Goal - Output, as a numbered list with blank lines omitted, the part of the data below that opens with the line containing "Itemize the components" and closes with the line containing "203, 101, 217]". Leave the pictures out.

Records for the task -

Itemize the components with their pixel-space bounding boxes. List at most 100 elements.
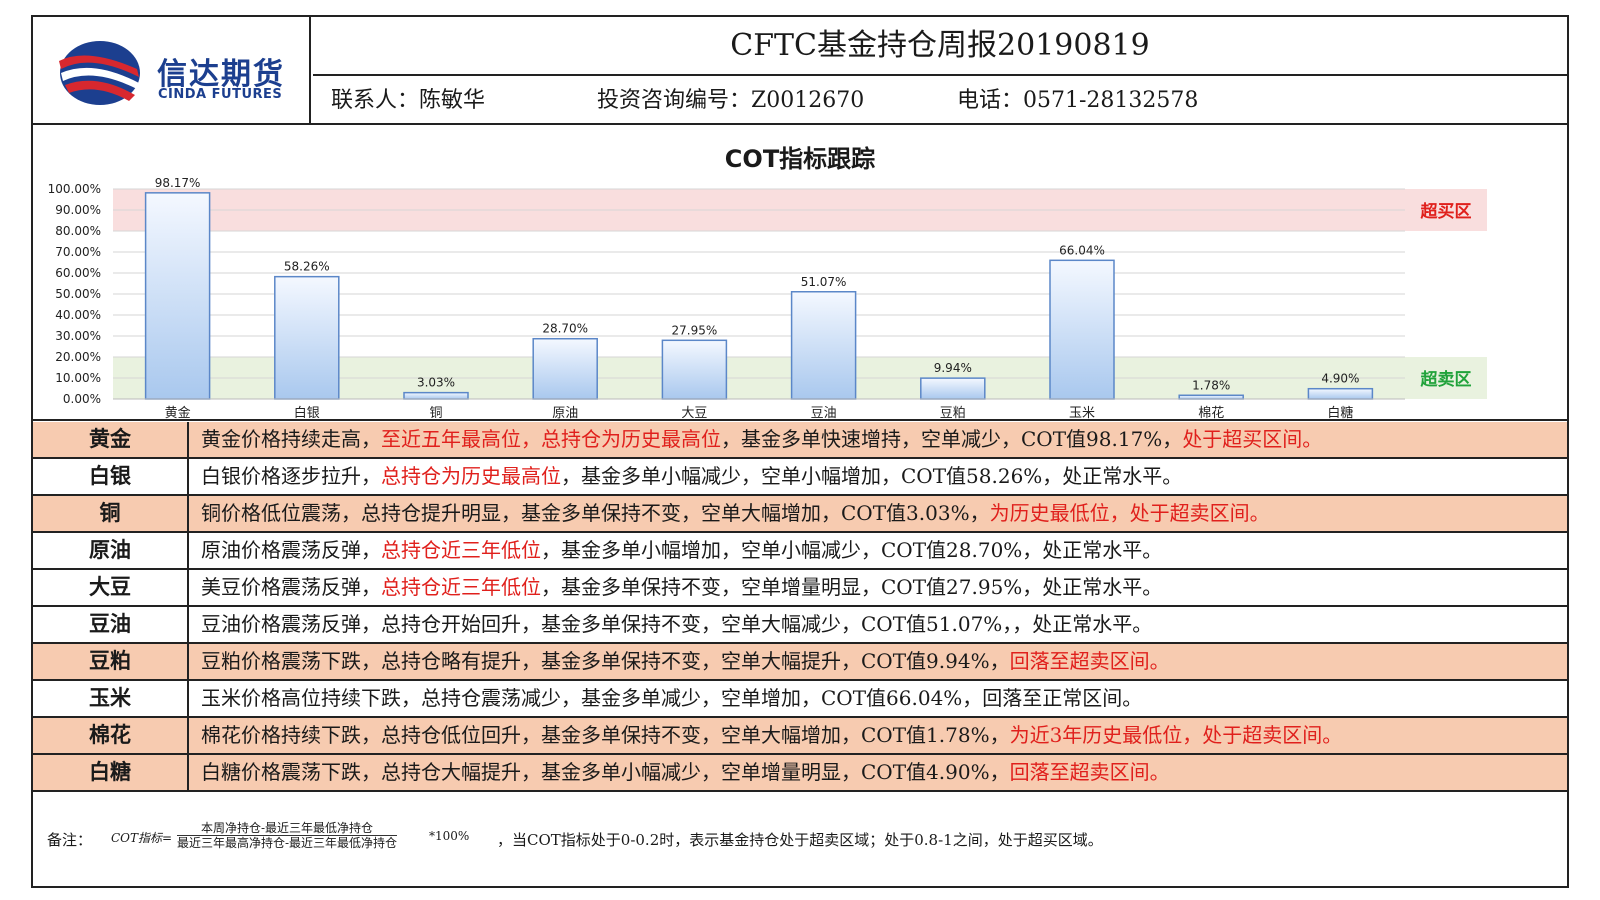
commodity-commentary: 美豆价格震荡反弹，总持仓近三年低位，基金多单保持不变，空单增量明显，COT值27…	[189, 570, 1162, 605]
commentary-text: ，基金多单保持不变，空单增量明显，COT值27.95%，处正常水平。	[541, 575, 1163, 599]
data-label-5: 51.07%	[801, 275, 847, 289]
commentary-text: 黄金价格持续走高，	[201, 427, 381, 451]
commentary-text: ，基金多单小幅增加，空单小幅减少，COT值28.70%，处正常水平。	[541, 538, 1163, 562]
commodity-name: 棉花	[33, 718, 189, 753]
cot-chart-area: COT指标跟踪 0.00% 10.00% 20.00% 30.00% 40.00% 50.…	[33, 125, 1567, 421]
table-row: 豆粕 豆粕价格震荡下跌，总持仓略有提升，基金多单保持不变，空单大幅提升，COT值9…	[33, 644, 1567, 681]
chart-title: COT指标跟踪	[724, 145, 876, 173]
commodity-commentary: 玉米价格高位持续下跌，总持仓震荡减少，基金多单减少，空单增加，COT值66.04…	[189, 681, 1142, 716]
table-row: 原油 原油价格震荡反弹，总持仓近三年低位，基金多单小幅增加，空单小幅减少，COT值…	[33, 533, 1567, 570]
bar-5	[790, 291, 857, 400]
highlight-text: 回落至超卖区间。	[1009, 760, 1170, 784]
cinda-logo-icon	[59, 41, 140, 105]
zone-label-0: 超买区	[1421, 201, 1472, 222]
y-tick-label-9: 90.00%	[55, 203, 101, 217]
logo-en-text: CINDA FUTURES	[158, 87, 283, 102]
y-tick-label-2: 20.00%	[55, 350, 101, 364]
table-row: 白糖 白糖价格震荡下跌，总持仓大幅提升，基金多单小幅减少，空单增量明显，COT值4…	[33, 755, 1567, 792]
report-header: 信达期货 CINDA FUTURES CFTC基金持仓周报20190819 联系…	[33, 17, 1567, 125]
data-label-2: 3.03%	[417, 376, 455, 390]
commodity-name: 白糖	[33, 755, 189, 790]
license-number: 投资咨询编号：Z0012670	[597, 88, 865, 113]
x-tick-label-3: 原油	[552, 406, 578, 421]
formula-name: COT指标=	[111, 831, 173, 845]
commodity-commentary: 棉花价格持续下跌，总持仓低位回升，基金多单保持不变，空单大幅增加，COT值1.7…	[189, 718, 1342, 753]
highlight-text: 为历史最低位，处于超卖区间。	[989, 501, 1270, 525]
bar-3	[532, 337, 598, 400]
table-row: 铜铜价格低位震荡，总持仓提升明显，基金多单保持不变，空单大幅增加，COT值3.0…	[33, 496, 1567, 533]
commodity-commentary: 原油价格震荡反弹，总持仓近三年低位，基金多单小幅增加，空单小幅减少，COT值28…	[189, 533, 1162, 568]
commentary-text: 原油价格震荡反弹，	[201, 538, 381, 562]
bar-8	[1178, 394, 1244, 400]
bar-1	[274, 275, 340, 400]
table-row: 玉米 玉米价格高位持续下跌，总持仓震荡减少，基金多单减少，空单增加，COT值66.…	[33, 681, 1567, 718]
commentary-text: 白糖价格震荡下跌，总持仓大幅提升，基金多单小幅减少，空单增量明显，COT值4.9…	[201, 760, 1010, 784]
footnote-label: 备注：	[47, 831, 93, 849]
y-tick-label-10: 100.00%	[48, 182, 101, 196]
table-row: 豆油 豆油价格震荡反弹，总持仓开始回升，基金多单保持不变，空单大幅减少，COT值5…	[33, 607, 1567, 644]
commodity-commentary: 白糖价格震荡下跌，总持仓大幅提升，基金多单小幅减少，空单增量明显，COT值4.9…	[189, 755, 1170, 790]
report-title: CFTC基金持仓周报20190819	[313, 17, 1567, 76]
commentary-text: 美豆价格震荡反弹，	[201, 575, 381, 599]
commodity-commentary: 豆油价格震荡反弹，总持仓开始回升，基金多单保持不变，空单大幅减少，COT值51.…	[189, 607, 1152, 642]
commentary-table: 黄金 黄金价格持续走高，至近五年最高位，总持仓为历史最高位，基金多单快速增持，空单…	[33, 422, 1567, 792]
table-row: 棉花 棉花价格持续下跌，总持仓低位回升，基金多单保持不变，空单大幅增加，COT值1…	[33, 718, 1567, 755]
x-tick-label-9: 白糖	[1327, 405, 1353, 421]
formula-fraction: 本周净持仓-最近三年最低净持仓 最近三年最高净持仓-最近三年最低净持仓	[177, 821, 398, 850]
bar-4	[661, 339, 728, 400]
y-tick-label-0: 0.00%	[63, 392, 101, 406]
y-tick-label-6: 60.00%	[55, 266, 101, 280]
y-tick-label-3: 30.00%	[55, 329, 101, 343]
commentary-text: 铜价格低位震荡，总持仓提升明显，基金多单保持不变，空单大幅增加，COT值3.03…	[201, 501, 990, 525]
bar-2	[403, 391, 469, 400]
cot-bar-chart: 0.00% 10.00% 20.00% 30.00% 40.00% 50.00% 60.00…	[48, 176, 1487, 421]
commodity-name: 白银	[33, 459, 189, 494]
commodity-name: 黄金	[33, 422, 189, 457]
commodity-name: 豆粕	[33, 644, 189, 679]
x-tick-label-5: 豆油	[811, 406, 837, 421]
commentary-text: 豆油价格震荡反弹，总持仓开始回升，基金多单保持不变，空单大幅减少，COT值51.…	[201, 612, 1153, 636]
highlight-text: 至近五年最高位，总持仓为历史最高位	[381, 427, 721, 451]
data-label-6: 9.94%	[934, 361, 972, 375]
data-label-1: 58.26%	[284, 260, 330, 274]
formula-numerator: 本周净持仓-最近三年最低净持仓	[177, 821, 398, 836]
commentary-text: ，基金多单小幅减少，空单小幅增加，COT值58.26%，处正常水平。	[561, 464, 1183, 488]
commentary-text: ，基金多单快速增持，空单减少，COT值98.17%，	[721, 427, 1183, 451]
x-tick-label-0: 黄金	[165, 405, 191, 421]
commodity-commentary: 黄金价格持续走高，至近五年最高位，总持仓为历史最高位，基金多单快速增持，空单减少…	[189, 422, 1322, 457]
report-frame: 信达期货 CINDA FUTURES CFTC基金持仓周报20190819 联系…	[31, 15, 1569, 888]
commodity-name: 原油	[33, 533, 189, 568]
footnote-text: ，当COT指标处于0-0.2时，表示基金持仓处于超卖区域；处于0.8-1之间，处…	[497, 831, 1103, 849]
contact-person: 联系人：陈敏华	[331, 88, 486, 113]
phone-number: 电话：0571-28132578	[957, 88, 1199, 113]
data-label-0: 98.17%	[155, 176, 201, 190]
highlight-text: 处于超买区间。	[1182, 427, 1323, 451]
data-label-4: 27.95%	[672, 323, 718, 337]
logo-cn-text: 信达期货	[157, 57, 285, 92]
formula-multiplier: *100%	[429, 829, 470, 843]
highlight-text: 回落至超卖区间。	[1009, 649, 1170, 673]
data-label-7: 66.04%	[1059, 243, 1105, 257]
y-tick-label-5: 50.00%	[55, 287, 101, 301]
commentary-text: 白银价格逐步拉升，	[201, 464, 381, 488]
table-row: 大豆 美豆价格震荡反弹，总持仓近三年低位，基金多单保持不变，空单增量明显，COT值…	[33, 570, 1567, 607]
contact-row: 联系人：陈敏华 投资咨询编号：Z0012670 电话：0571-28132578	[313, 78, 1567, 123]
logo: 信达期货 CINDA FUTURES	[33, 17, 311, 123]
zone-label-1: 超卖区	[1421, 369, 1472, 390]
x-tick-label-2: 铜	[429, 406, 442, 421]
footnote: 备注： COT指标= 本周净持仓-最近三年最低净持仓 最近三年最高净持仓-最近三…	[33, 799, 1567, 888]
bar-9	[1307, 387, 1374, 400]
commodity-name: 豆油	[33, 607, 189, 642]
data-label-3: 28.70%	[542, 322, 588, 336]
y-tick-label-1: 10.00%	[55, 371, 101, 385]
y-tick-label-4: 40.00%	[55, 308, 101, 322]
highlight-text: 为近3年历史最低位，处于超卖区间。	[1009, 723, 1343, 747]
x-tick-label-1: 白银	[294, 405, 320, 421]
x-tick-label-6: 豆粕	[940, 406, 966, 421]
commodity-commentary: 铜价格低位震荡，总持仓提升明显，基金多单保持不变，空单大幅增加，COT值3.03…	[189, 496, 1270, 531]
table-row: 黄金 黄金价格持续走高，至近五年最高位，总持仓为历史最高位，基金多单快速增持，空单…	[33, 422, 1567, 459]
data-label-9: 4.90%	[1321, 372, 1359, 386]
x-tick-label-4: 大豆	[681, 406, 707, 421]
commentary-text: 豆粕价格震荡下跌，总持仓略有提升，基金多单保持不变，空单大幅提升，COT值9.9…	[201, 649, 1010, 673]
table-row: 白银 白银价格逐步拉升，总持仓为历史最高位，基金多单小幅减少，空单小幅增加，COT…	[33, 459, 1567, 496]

==

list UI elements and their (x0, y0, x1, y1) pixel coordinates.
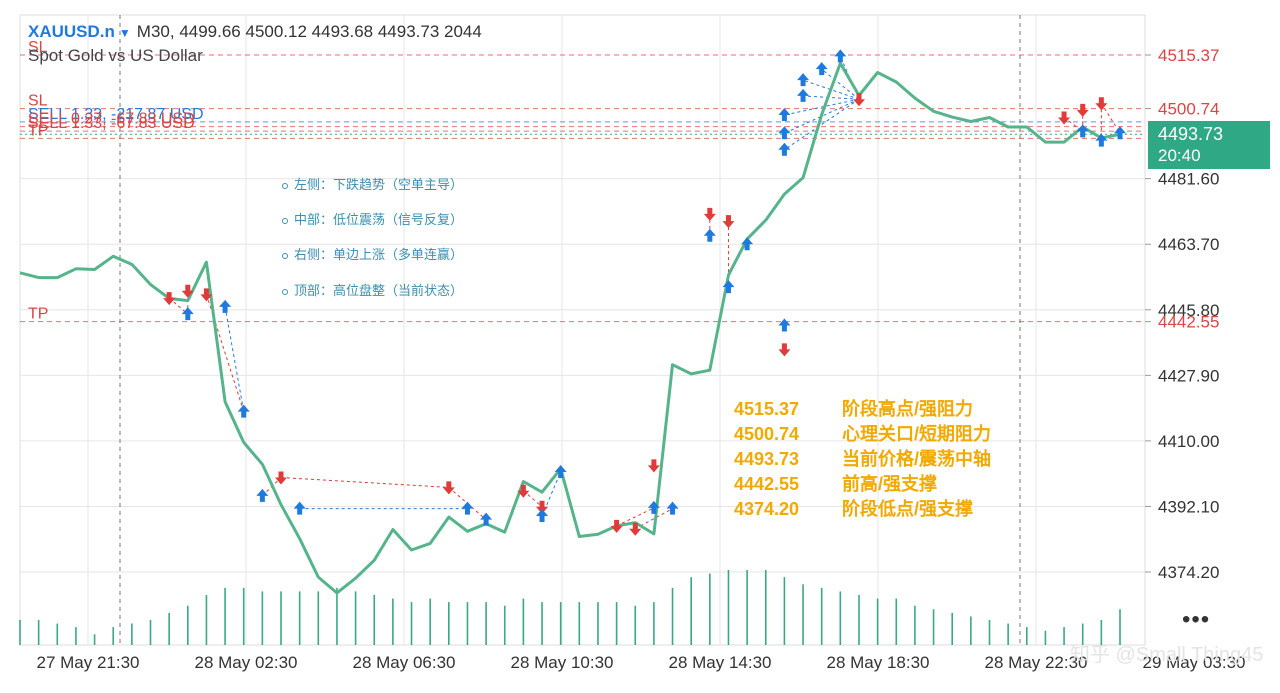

Response -
1. Itemize the components with their pixel-space bounding boxes. List at most 100 elements.
2. commodity-commentary: 美豆价格震荡反弹，总持仓近三年低位，基金多单保持不变，空单增量明显，COT值27…	[189, 570, 1162, 605]
3. commentary-text: ，基金多单保持不变，空单增量明显，COT值27.95%，处正常水平。	[541, 575, 1163, 599]
4. data-label-5: 51.07%	[801, 275, 847, 289]
5. commentary-text: 黄金价格持续走高，	[201, 427, 381, 451]
6. commentary-text: ，基金多单小幅增加，空单小幅减少，COT值28.70%，处正常水平。	[541, 538, 1163, 562]
7. commodity-name: 棉花	[33, 718, 189, 753]
8. cot-chart-area: COT指标跟踪 0.00% 10.00% 20.00% 30.00% 40.00% 50.…	[33, 125, 1567, 421]
9. table-row: 豆粕 豆粕价格震荡下跌，总持仓略有提升，基金多单保持不变，空单大幅提升，COT值9…	[33, 644, 1567, 681]
10. chart-title: COT指标跟踪	[724, 145, 876, 173]
11. commodity-commentary: 玉米价格高位持续下跌，总持仓震荡减少，基金多单减少，空单增加，COT值66.04…	[189, 681, 1142, 716]
12. table-row: 原油 原油价格震荡反弹，总持仓近三年低位，基金多单小幅增加，空单小幅减少，COT值…	[33, 533, 1567, 570]
13. bar-5	[790, 291, 857, 400]
14. highlight-text: 回落至超卖区间。	[1009, 760, 1170, 784]
15. cinda-logo-icon	[59, 41, 140, 105]
16. zone-label-0: 超买区	[1421, 201, 1472, 222]
17. y-tick-label-9: 90.00%	[55, 203, 101, 217]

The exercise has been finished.